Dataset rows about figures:
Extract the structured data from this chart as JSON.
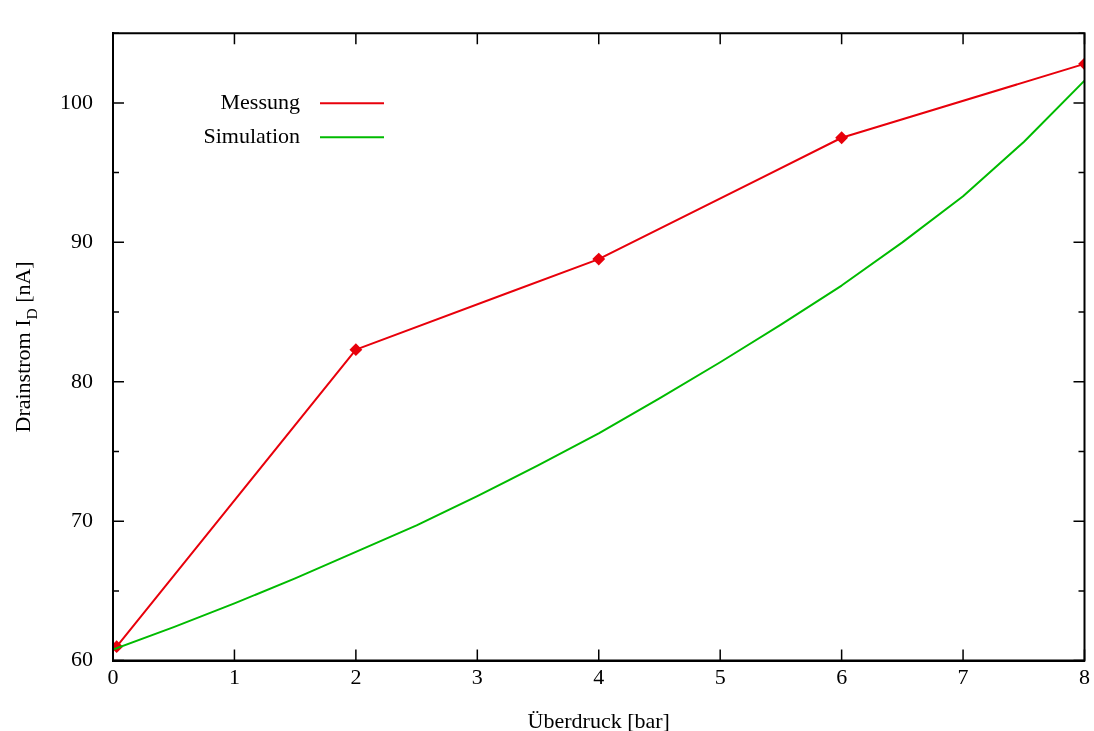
{
  "chart_data": {
    "type": "line",
    "xlabel": "Überdruck [bar]",
    "ylabel": "Drainstrom I$_{D}$ [nA]",
    "xlim": [
      0,
      8
    ],
    "xticks": [
      0,
      1,
      2,
      3,
      4,
      5,
      6,
      7,
      8
    ],
    "ylim": [
      60,
      105
    ],
    "yticks": [
      60,
      {
        "value": 65,
        "label": null
      },
      70,
      {
        "value": 75,
        "label": null
      },
      80,
      {
        "value": 85,
        "label": null
      },
      90,
      {
        "value": 95,
        "label": null
      },
      100,
      {
        "value": 105,
        "label": null
      }
    ],
    "grid": false,
    "legend": "top left",
    "line_style": "solid",
    "series": [
      {
        "name": "Messung",
        "color": "#e8000b",
        "marker": "diamond",
        "x": [
          0.03,
          2,
          4,
          6,
          8
        ],
        "values": [
          61.0,
          82.3,
          88.8,
          97.5,
          102.8
        ]
      },
      {
        "name": "Simulation",
        "color": "#00bb00",
        "marker": "none",
        "x": [
          0,
          0.5,
          1,
          1.5,
          2,
          2.5,
          3,
          3.5,
          4,
          4.5,
          5,
          5.5,
          6,
          6.5,
          7,
          7.5,
          8
        ],
        "values": [
          60.8,
          62.4,
          64.1,
          65.9,
          67.8,
          69.7,
          71.8,
          74.0,
          76.3,
          78.8,
          81.4,
          84.1,
          86.9,
          90.0,
          93.3,
          97.2,
          101.6
        ]
      }
    ]
  }
}
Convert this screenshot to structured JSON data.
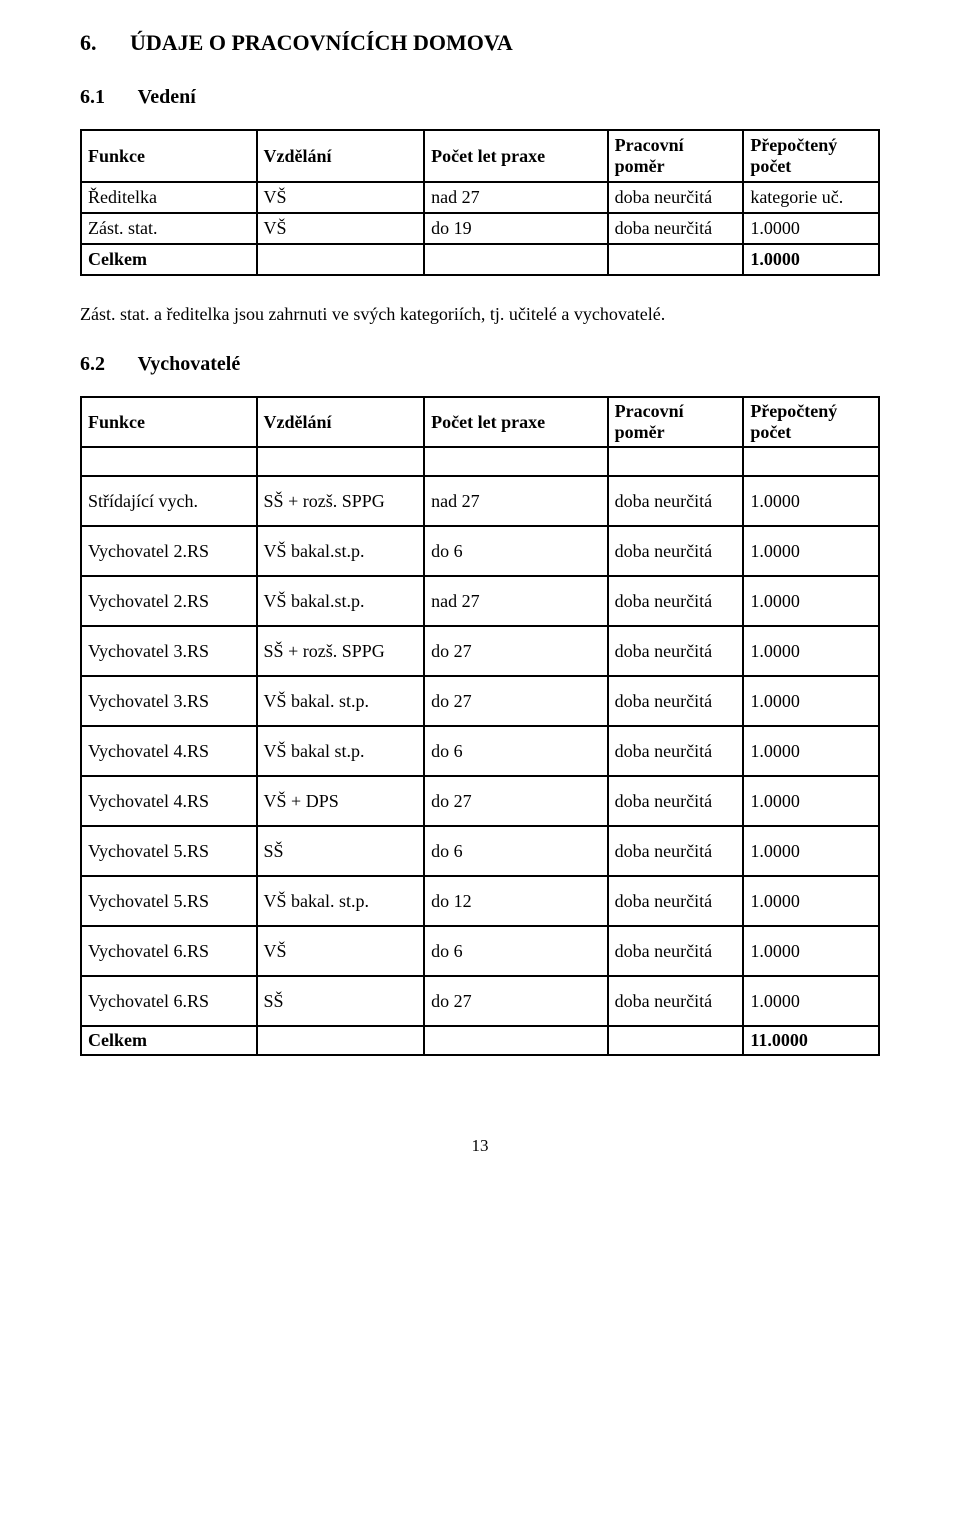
{
  "section": {
    "num": "6.",
    "title": "ÚDAJE O PRACOVNÍCÍCH DOMOVA"
  },
  "sub1": {
    "num": "6.1",
    "title": "Vedení"
  },
  "table1": {
    "headers": {
      "c1": "Funkce",
      "c2": "Vzdělání",
      "c3": "Počet let  praxe",
      "c4": "Pracovní poměr",
      "c5": "Přepočtený počet"
    },
    "rows": [
      {
        "funkce": "Ředitelka",
        "vzd": "VŠ",
        "praxe": "nad 27",
        "pomer": "doba neurčitá",
        "pocet": "kategorie uč."
      },
      {
        "funkce": "Zást. stat.",
        "vzd": "VŠ",
        "praxe": "do 19",
        "pomer": "doba neurčitá",
        "pocet": "1.0000"
      }
    ],
    "total_label": "Celkem",
    "total_value": "1.0000"
  },
  "note": "Zást. stat. a ředitelka jsou zahrnuti ve svých kategoriích, tj. učitelé a vychovatelé.",
  "sub2": {
    "num": "6.2",
    "title": "Vychovatelé"
  },
  "table2": {
    "headers": {
      "c1": "Funkce",
      "c2": "Vzdělání",
      "c3": "Počet let  praxe",
      "c4": "Pracovní poměr",
      "c5": "Přepočtený počet"
    },
    "rows": [
      {
        "funkce": "Střídající vych.",
        "vzd": "SŠ + rozš. SPPG",
        "praxe": "nad 27",
        "pomer": "doba neurčitá",
        "pocet": "1.0000"
      },
      {
        "funkce": "Vychovatel 2.RS",
        "vzd": "VŠ  bakal.st.p.",
        "praxe": "do 6",
        "pomer": "doba neurčitá",
        "pocet": "1.0000"
      },
      {
        "funkce": "Vychovatel 2.RS",
        "vzd": "VŠ bakal.st.p.",
        "praxe": "nad 27",
        "pomer": "doba neurčitá",
        "pocet": "1.0000"
      },
      {
        "funkce": "Vychovatel 3.RS",
        "vzd": "SŠ + rozš. SPPG",
        "praxe": "do 27",
        "pomer": "doba neurčitá",
        "pocet": "1.0000"
      },
      {
        "funkce": "Vychovatel 3.RS",
        "vzd": "VŠ bakal. st.p.",
        "praxe": "do 27",
        "pomer": "doba neurčitá",
        "pocet": "1.0000"
      },
      {
        "funkce": "Vychovatel 4.RS",
        "vzd": "VŠ bakal st.p.",
        "praxe": "do 6",
        "pomer": "doba neurčitá",
        "pocet": "1.0000"
      },
      {
        "funkce": "Vychovatel 4.RS",
        "vzd": "VŠ + DPS",
        "praxe": "do 27",
        "pomer": "doba neurčitá",
        "pocet": "1.0000"
      },
      {
        "funkce": "Vychovatel 5.RS",
        "vzd": "SŠ",
        "praxe": "do 6",
        "pomer": "doba neurčitá",
        "pocet": "1.0000"
      },
      {
        "funkce": "Vychovatel 5.RS",
        "vzd": "VŠ bakal. st.p.",
        "praxe": "do 12",
        "pomer": "doba neurčitá",
        "pocet": "1.0000"
      },
      {
        "funkce": "Vychovatel 6.RS",
        "vzd": "VŠ",
        "praxe": "do 6",
        "pomer": "doba neurčitá",
        "pocet": "1.0000"
      },
      {
        "funkce": "Vychovatel 6.RS",
        "vzd": "SŠ",
        "praxe": "do 27",
        "pomer": "doba neurčitá",
        "pocet": "1.0000"
      }
    ],
    "total_label": "Celkem",
    "total_value": "11.0000"
  },
  "page_number": "13",
  "colors": {
    "text": "#000000",
    "background": "#ffffff",
    "border": "#000000"
  }
}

Stated exercise ::
Would you set down the listing exactly, omitting pictures?

Solution to this exercise ::
Extract the structured data from this chart as JSON.
{
  "chart_data": {
    "type": "line",
    "xlabel": "Überdruck [bar]",
    "ylabel": "Drainstrom I$_{D}$ [nA]",
    "xlim": [
      0,
      8
    ],
    "xticks": [
      0,
      1,
      2,
      3,
      4,
      5,
      6,
      7,
      8
    ],
    "ylim": [
      60,
      105
    ],
    "yticks": [
      60,
      {
        "value": 65,
        "label": null
      },
      70,
      {
        "value": 75,
        "label": null
      },
      80,
      {
        "value": 85,
        "label": null
      },
      90,
      {
        "value": 95,
        "label": null
      },
      100,
      {
        "value": 105,
        "label": null
      }
    ],
    "grid": false,
    "legend": "top left",
    "line_style": "solid",
    "series": [
      {
        "name": "Messung",
        "color": "#e8000b",
        "marker": "diamond",
        "x": [
          0.03,
          2,
          4,
          6,
          8
        ],
        "values": [
          61.0,
          82.3,
          88.8,
          97.5,
          102.8
        ]
      },
      {
        "name": "Simulation",
        "color": "#00bb00",
        "marker": "none",
        "x": [
          0,
          0.5,
          1,
          1.5,
          2,
          2.5,
          3,
          3.5,
          4,
          4.5,
          5,
          5.5,
          6,
          6.5,
          7,
          7.5,
          8
        ],
        "values": [
          60.8,
          62.4,
          64.1,
          65.9,
          67.8,
          69.7,
          71.8,
          74.0,
          76.3,
          78.8,
          81.4,
          84.1,
          86.9,
          90.0,
          93.3,
          97.2,
          101.6
        ]
      }
    ]
  }
}
Convert this screenshot to structured JSON data.
{
  "section": {
    "num": "6.",
    "title": "ÚDAJE O PRACOVNÍCÍCH DOMOVA"
  },
  "sub1": {
    "num": "6.1",
    "title": "Vedení"
  },
  "table1": {
    "headers": {
      "c1": "Funkce",
      "c2": "Vzdělání",
      "c3": "Počet let  praxe",
      "c4": "Pracovní poměr",
      "c5": "Přepočtený počet"
    },
    "rows": [
      {
        "funkce": "Ředitelka",
        "vzd": "VŠ",
        "praxe": "nad 27",
        "pomer": "doba neurčitá",
        "pocet": "kategorie uč."
      },
      {
        "funkce": "Zást. stat.",
        "vzd": "VŠ",
        "praxe": "do 19",
        "pomer": "doba neurčitá",
        "pocet": "1.0000"
      }
    ],
    "total_label": "Celkem",
    "total_value": "1.0000"
  },
  "note": "Zást. stat. a ředitelka jsou zahrnuti ve svých kategoriích, tj. učitelé a vychovatelé.",
  "sub2": {
    "num": "6.2",
    "title": "Vychovatelé"
  },
  "table2": {
    "headers": {
      "c1": "Funkce",
      "c2": "Vzdělání",
      "c3": "Počet let  praxe",
      "c4": "Pracovní poměr",
      "c5": "Přepočtený počet"
    },
    "rows": [
      {
        "funkce": "Střídající vych.",
        "vzd": "SŠ + rozš. SPPG",
        "praxe": "nad 27",
        "pomer": "doba neurčitá",
        "pocet": "1.0000"
      },
      {
        "funkce": "Vychovatel 2.RS",
        "vzd": "VŠ  bakal.st.p.",
        "praxe": "do 6",
        "pomer": "doba neurčitá",
        "pocet": "1.0000"
      },
      {
        "funkce": "Vychovatel 2.RS",
        "vzd": "VŠ bakal.st.p.",
        "praxe": "nad 27",
        "pomer": "doba neurčitá",
        "pocet": "1.0000"
      },
      {
        "funkce": "Vychovatel 3.RS",
        "vzd": "SŠ + rozš. SPPG",
        "praxe": "do 27",
        "pomer": "doba neurčitá",
        "pocet": "1.0000"
      },
      {
        "funkce": "Vychovatel 3.RS",
        "vzd": "VŠ bakal. st.p.",
        "praxe": "do 27",
        "pomer": "doba neurčitá",
        "pocet": "1.0000"
      },
      {
        "funkce": "Vychovatel 4.RS",
        "vzd": "VŠ bakal st.p.",
        "praxe": "do 6",
        "pomer": "doba neurčitá",
        "pocet": "1.0000"
      },
      {
        "funkce": "Vychovatel 4.RS",
        "vzd": "VŠ + DPS",
        "praxe": "do 27",
        "pomer": "doba neurčitá",
        "pocet": "1.0000"
      },
      {
        "funkce": "Vychovatel 5.RS",
        "vzd": "SŠ",
        "praxe": "do 6",
        "pomer": "doba neurčitá",
        "pocet": "1.0000"
      },
      {
        "funkce": "Vychovatel 5.RS",
        "vzd": "VŠ bakal. st.p.",
        "praxe": "do 12",
        "pomer": "doba neurčitá",
        "pocet": "1.0000"
      },
      {
        "funkce": "Vychovatel 6.RS",
        "vzd": "VŠ",
        "praxe": "do 6",
        "pomer": "doba neurčitá",
        "pocet": "1.0000"
      },
      {
        "funkce": "Vychovatel 6.RS",
        "vzd": "SŠ",
        "praxe": "do 27",
        "pomer": "doba neurčitá",
        "pocet": "1.0000"
      }
    ],
    "total_label": "Celkem",
    "total_value": "11.0000"
  },
  "page_number": "13",
  "colors": {
    "text": "#000000",
    "background": "#ffffff",
    "border": "#000000"
  }
}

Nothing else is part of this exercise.